## THE TASK
Repeat every line below exactly, word for word.

## TASK DATA
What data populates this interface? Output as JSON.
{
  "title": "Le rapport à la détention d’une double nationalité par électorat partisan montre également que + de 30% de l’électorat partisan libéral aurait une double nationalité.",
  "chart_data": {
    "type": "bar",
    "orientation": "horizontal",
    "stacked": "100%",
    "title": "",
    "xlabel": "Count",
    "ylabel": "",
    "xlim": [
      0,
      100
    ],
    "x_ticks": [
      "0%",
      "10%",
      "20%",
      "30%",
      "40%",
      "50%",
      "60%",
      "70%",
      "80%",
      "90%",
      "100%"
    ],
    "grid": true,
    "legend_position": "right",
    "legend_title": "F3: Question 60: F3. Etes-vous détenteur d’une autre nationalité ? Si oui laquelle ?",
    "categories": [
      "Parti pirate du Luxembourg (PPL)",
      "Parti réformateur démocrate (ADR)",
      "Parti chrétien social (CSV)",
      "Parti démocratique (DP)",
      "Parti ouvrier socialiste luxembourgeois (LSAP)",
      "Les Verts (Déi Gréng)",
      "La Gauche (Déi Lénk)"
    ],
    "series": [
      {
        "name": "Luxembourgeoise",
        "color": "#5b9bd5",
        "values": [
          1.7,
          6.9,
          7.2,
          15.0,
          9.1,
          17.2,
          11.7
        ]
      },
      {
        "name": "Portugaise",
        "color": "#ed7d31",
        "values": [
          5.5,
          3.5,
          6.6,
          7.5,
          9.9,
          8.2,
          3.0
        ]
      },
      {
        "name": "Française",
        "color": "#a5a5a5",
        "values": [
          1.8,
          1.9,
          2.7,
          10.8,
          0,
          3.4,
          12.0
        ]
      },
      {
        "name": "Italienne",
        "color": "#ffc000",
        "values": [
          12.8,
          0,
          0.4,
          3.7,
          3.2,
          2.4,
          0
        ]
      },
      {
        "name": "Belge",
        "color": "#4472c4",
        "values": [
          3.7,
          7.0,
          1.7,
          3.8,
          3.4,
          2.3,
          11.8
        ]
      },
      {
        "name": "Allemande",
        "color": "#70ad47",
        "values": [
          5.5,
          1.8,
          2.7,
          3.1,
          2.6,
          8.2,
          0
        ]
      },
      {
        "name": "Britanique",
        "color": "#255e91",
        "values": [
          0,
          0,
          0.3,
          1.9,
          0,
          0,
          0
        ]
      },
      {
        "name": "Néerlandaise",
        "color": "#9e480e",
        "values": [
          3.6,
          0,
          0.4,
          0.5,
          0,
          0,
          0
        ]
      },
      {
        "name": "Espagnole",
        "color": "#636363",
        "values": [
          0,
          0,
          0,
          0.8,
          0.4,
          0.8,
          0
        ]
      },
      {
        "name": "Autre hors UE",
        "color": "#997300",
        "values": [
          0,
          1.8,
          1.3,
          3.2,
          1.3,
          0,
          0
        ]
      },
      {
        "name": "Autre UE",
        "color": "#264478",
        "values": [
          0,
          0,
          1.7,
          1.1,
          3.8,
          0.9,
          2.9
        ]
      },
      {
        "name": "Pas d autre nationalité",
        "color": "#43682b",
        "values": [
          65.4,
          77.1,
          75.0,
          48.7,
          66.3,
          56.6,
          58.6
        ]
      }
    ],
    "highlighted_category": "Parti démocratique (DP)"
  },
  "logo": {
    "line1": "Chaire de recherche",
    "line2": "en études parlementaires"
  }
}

## WRITTEN RESPONSE
What data populates this interface? Output as JSON.
{
  "title": "Le rapport à la détention d’une double nationalité par électorat partisan montre également que + de 30% de l’électorat partisan libéral aurait une double nationalité.",
  "chart_data": {
    "type": "bar",
    "orientation": "horizontal",
    "stacked": "100%",
    "title": "",
    "xlabel": "Count",
    "ylabel": "",
    "xlim": [
      0,
      100
    ],
    "x_ticks": [
      "0%",
      "10%",
      "20%",
      "30%",
      "40%",
      "50%",
      "60%",
      "70%",
      "80%",
      "90%",
      "100%"
    ],
    "grid": true,
    "legend_position": "right",
    "legend_title": "F3: Question 60: F3. Etes-vous détenteur d’une autre nationalité ? Si oui laquelle ?",
    "categories": [
      "Parti pirate du Luxembourg (PPL)",
      "Parti réformateur démocrate (ADR)",
      "Parti chrétien social (CSV)",
      "Parti démocratique (DP)",
      "Parti ouvrier socialiste luxembourgeois (LSAP)",
      "Les Verts (Déi Gréng)",
      "La Gauche (Déi Lénk)"
    ],
    "series": [
      {
        "name": "Luxembourgeoise",
        "color": "#5b9bd5",
        "values": [
          1.7,
          6.9,
          7.2,
          15.0,
          9.1,
          17.2,
          11.7
        ]
      },
      {
        "name": "Portugaise",
        "color": "#ed7d31",
        "values": [
          5.5,
          3.5,
          6.6,
          7.5,
          9.9,
          8.2,
          3.0
        ]
      },
      {
        "name": "Française",
        "color": "#a5a5a5",
        "values": [
          1.8,
          1.9,
          2.7,
          10.8,
          0,
          3.4,
          12.0
        ]
      },
      {
        "name": "Italienne",
        "color": "#ffc000",
        "values": [
          12.8,
          0,
          0.4,
          3.7,
          3.2,
          2.4,
          0
        ]
      },
      {
        "name": "Belge",
        "color": "#4472c4",
        "values": [
          3.7,
          7.0,
          1.7,
          3.8,
          3.4,
          2.3,
          11.8
        ]
      },
      {
        "name": "Allemande",
        "color": "#70ad47",
        "values": [
          5.5,
          1.8,
          2.7,
          3.1,
          2.6,
          8.2,
          0
        ]
      },
      {
        "name": "Britanique",
        "color": "#255e91",
        "values": [
          0,
          0,
          0.3,
          1.9,
          0,
          0,
          0
        ]
      },
      {
        "name": "Néerlandaise",
        "color": "#9e480e",
        "values": [
          3.6,
          0,
          0.4,
          0.5,
          0,
          0,
          0
        ]
      },
      {
        "name": "Espagnole",
        "color": "#636363",
        "values": [
          0,
          0,
          0,
          0.8,
          0.4,
          0.8,
          0
        ]
      },
      {
        "name": "Autre hors UE",
        "color": "#997300",
        "values": [
          0,
          1.8,
          1.3,
          3.2,
          1.3,
          0,
          0
        ]
      },
      {
        "name": "Autre UE",
        "color": "#264478",
        "values": [
          0,
          0,
          1.7,
          1.1,
          3.8,
          0.9,
          2.9
        ]
      },
      {
        "name": "Pas d autre nationalité",
        "color": "#43682b",
        "values": [
          65.4,
          77.1,
          75.0,
          48.7,
          66.3,
          56.6,
          58.6
        ]
      }
    ],
    "highlighted_category": "Parti démocratique (DP)"
  },
  "logo": {
    "line1": "Chaire de recherche",
    "line2": "en études parlementaires"
  }
}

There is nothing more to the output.